** What the task requires **
Render every entry exactly as it appears.

** The data **

******************************

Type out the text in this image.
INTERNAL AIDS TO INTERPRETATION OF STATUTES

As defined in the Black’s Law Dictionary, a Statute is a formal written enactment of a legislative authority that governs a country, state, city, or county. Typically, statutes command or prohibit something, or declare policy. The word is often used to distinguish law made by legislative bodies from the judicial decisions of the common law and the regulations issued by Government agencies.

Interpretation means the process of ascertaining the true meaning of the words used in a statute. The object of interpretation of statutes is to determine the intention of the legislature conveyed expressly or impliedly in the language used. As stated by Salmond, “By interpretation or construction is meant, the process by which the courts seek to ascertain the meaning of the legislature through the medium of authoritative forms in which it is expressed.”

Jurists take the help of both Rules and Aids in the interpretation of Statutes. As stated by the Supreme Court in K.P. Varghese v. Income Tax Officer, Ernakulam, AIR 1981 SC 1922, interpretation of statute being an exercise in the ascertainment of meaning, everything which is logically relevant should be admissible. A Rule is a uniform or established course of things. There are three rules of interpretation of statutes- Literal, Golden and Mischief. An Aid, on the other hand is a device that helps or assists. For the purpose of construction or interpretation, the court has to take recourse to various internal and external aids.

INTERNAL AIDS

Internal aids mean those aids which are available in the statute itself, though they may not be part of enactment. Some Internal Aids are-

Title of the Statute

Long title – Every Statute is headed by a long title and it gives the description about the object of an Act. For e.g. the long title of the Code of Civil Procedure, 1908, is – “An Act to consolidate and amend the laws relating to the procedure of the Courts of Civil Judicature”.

******************************

** Solution for this problem **
Type out the text in this image.
INTERNAL AIDS TO INTERPRETATION OF STATUTES

As defined in the Black’s Law Dictionary, a Statute is a formal written enactment of a legislative authority that governs a country, state, city, or county. Typically, statutes command or prohibit something, or declare policy. The word is often used to distinguish law made by legislative bodies from the judicial decisions of the common law and the regulations issued by Government agencies.

Interpretation means the process of ascertaining the true meaning of the words used in a statute. The object of interpretation of statutes is to determine the intention of the legislature conveyed expressly or impliedly in the language used. As stated by Salmond, “By interpretation or construction is meant, the process by which the courts seek to ascertain the meaning of the legislature through the medium of authoritative forms in which it is expressed.”

Jurists take the help of both Rules and Aids in the interpretation of Statutes. As stated by the Supreme Court in K.P. Varghese v. Income Tax Officer, Ernakulam, AIR 1981 SC 1922, interpretation of statute being an exercise in the ascertainment of meaning, everything which is logically relevant should be admissible. A Rule is a uniform or established course of things. There are three rules of interpretation of statutes- Literal, Golden and Mischief. An Aid, on the other hand is a device that helps or assists. For the purpose of construction or interpretation, the court has to take recourse to various internal and external aids.

INTERNAL AIDS

Internal aids mean those aids which are available in the statute itself, though they may not be part of enactment. Some Internal Aids are-

Title of the Statute

Long title – Every Statute is headed by a long title and it gives the description about the object of an Act. For e.g. the long title of the Code of Civil Procedure, 1908, is – “An Act to consolidate and amend the laws relating to the procedure of the Courts of Civil Judicature”.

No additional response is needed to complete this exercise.